Stored data:
----

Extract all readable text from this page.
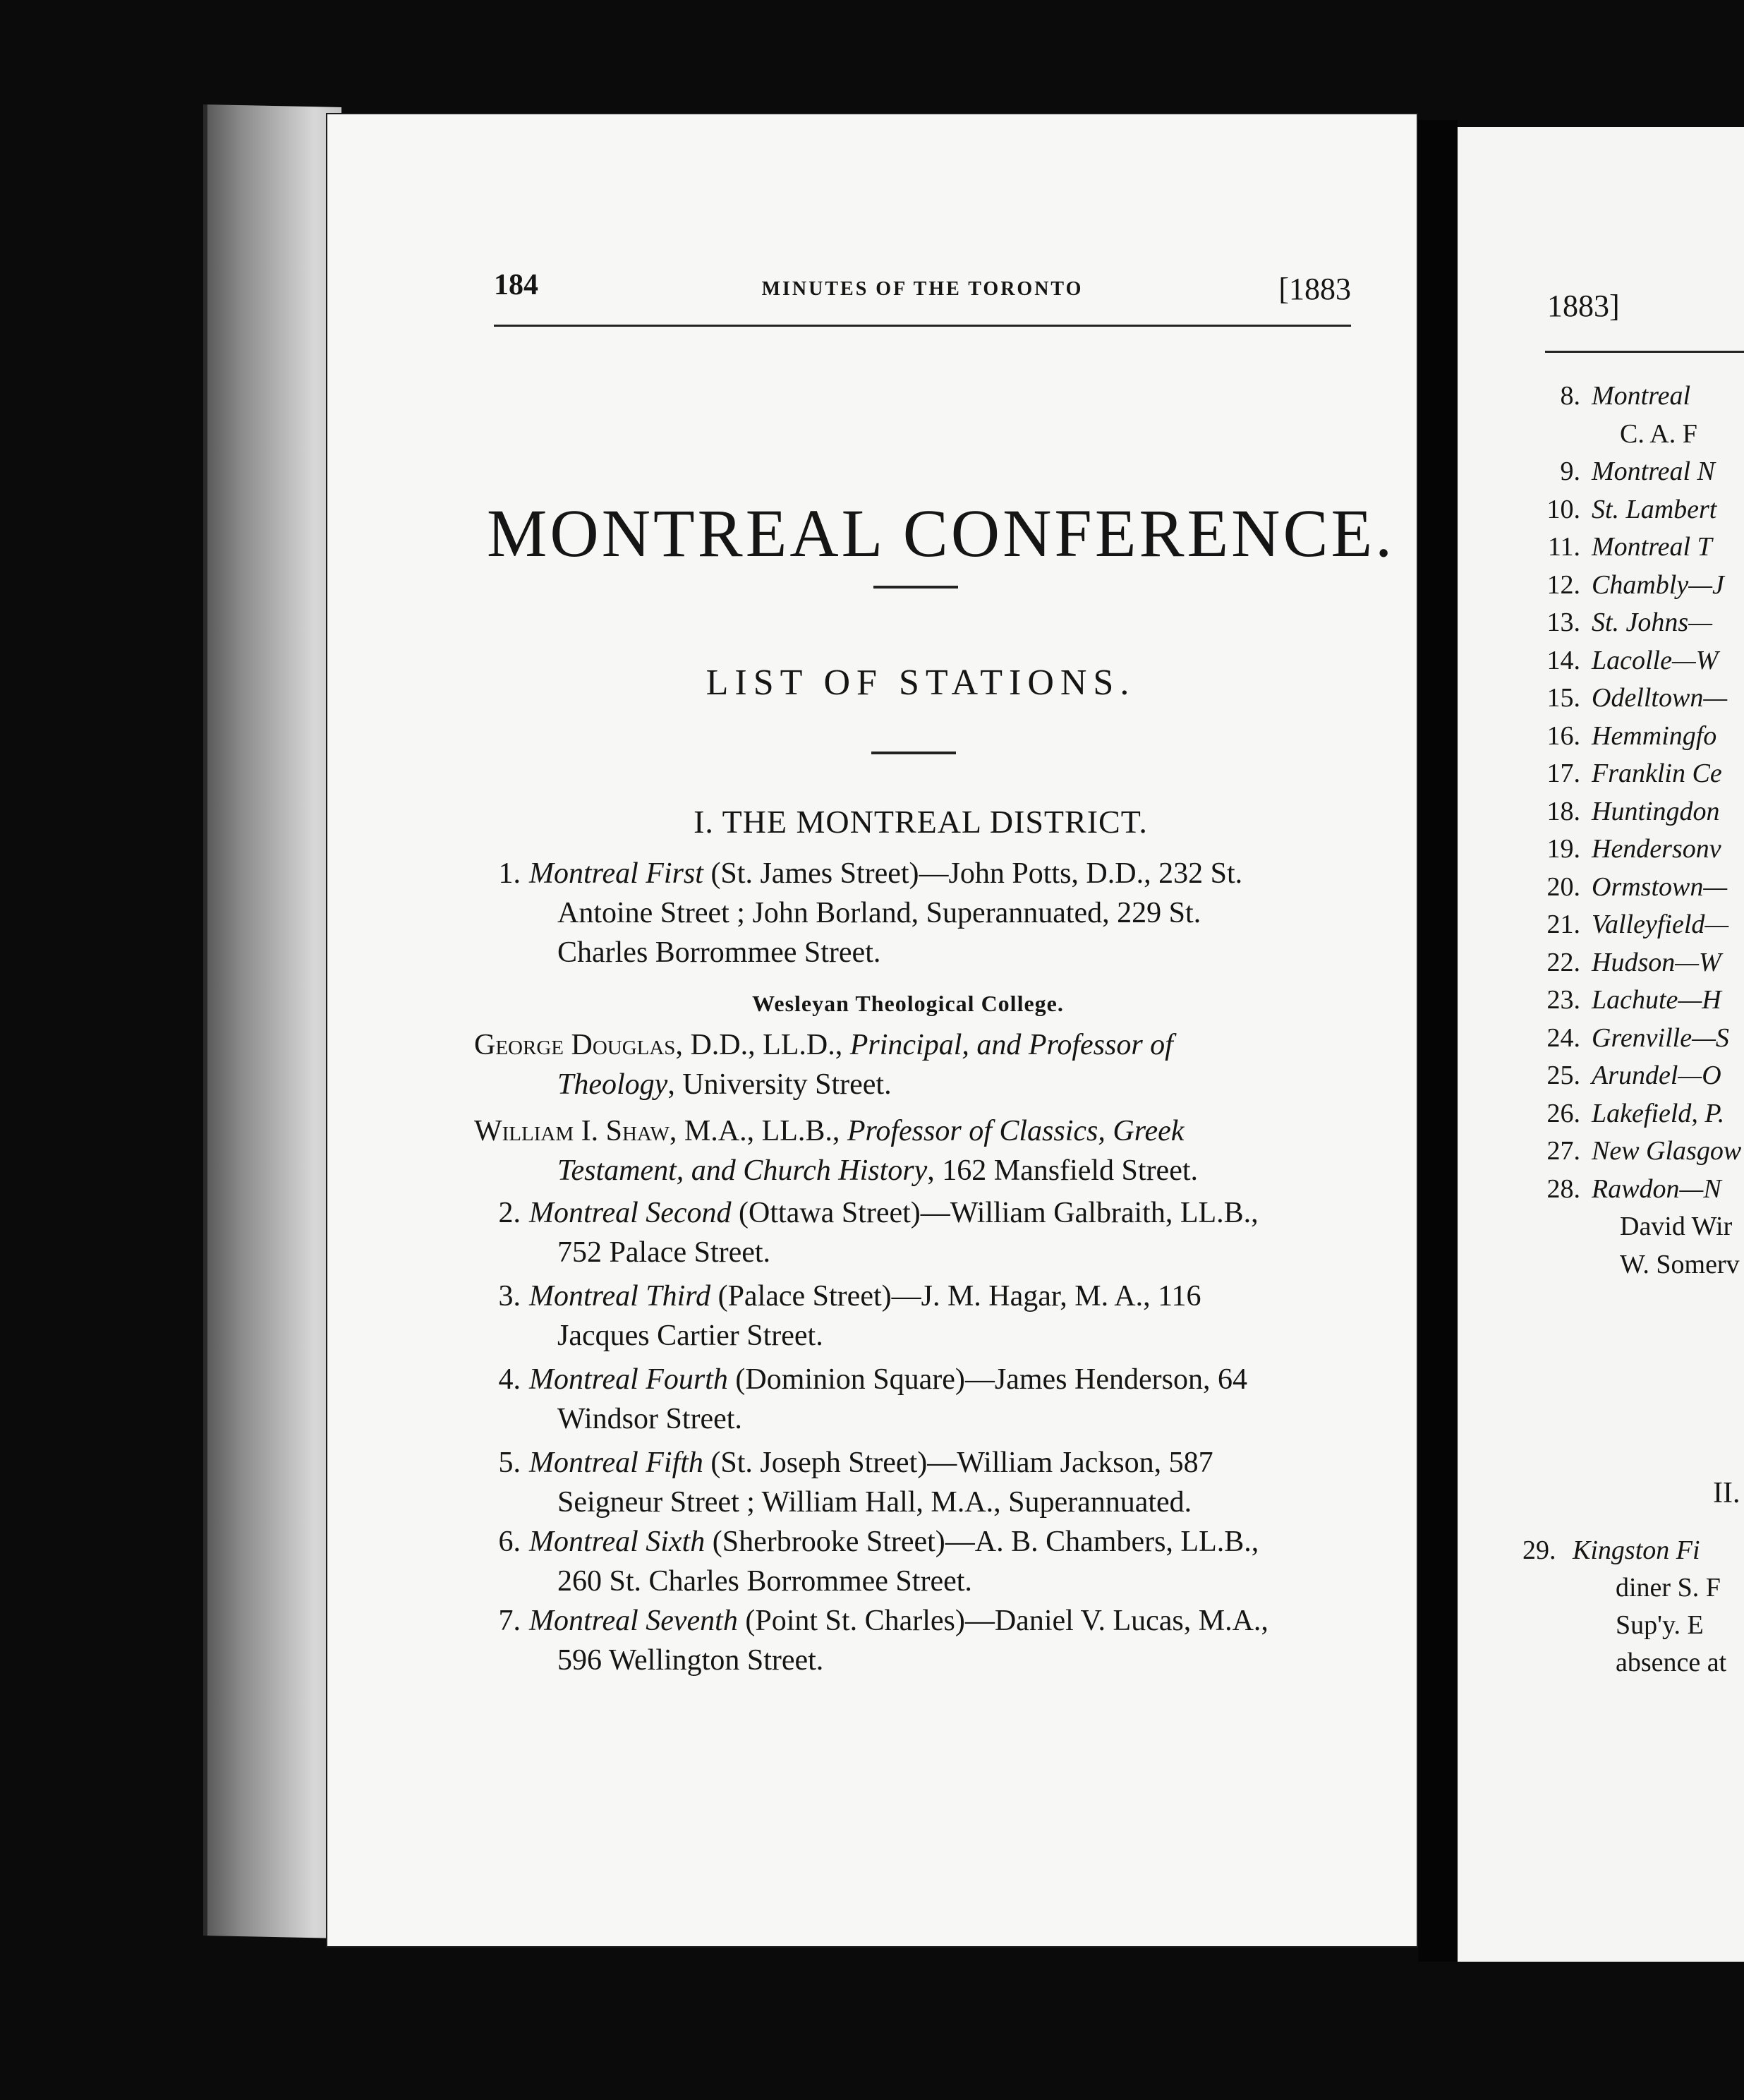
184	MINUTES OF THE TORONTO	[1883
MONTREAL CONFERENCE.
LIST OF STATIONS.
I. THE MONTREAL DISTRICT.
1. Montreal First (St. James Street)—John Potts, D.D., 232 St.
Antoine Street ; John Borland, Superannuated, 229 St.
Charles Borrommee Street.
Wesleyan Theological College.
George Douglas, D.D., LL.D., Principal, and Professor of
Theology, University Street.
William I. Shaw, M.A., LL.B., Professor of Classics, Greek
Testament, and Church History, 162 Mansfield Street.
2. Montreal Second (Ottawa Street)—William Galbraith, LL.B.,
752 Palace Street.
3. Montreal Third (Palace Street)—J. M. Hagar, M. A., 116
Jacques Cartier Street.
4. Montreal Fourth (Dominion Square)—James Henderson, 64
Windsor Street.
5. Montreal Fifth (St. Joseph Street)—William Jackson, 587
Seigneur Street ; William Hall, M.A., Superannuated.
6. Montreal Sixth (Sherbrooke Street)—A. B. Chambers, LL.B.,
260 St. Charles Borrommee Street.
7. Montreal Seventh (Point St. Charles)—Daniel V. Lucas, M.A.,
596 Wellington Street.
1883]
8. Montreal
C. A. F
9. Montreal N
10. St. Lambert
11. Montreal T
12. Chambly—J
13. St. Johns—
14. Lacolle—W
15. Odelltown—
16. Hemmingfo
17. Franklin Ce
18. Huntingdon
19. Hendersonv
20. Ormstown—
21. Valleyfield—
22. Hudson—W
23. Lachute—H
24. Grenville—S
25. Arundel—O
26. Lakefield, P.
27. New Glasgow
28. Rawdon—N
David Wir
W. Somerv
II.
29. Kingston Fi
diner S. F
Sup'y. E
absence at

----

▶ _THE REQUEST_:
Verbatim reproduction of every record is required; images are left out.

▶ _SOLVED PROBLEM_:
Extract all readable text from this page.
184	MINUTES OF THE TORONTO	[1883
MONTREAL CONFERENCE.
LIST OF STATIONS.
I. THE MONTREAL DISTRICT.
1. Montreal First (St. James Street)—John Potts, D.D., 232 St.
Antoine Street ; John Borland, Superannuated, 229 St.
Charles Borrommee Street.
Wesleyan Theological College.
George Douglas, D.D., LL.D., Principal, and Professor of
Theology, University Street.
William I. Shaw, M.A., LL.B., Professor of Classics, Greek
Testament, and Church History, 162 Mansfield Street.
2. Montreal Second (Ottawa Street)—William Galbraith, LL.B.,
752 Palace Street.
3. Montreal Third (Palace Street)—J. M. Hagar, M. A., 116
Jacques Cartier Street.
4. Montreal Fourth (Dominion Square)—James Henderson, 64
Windsor Street.
5. Montreal Fifth (St. Joseph Street)—William Jackson, 587
Seigneur Street ; William Hall, M.A., Superannuated.
6. Montreal Sixth (Sherbrooke Street)—A. B. Chambers, LL.B.,
260 St. Charles Borrommee Street.
7. Montreal Seventh (Point St. Charles)—Daniel V. Lucas, M.A.,
596 Wellington Street.
1883]
8. Montreal
C. A. F
9. Montreal N
10. St. Lambert
11. Montreal T
12. Chambly—J
13. St. Johns—
14. Lacolle—W
15. Odelltown—
16. Hemmingfo
17. Franklin Ce
18. Huntingdon
19. Hendersonv
20. Ormstown—
21. Valleyfield—
22. Hudson—W
23. Lachute—H
24. Grenville—S
25. Arundel—O
26. Lakefield, P.
27. New Glasgow
28. Rawdon—N
David Wir
W. Somerv
II.
29. Kingston Fi
diner S. F
Sup'y. E
absence at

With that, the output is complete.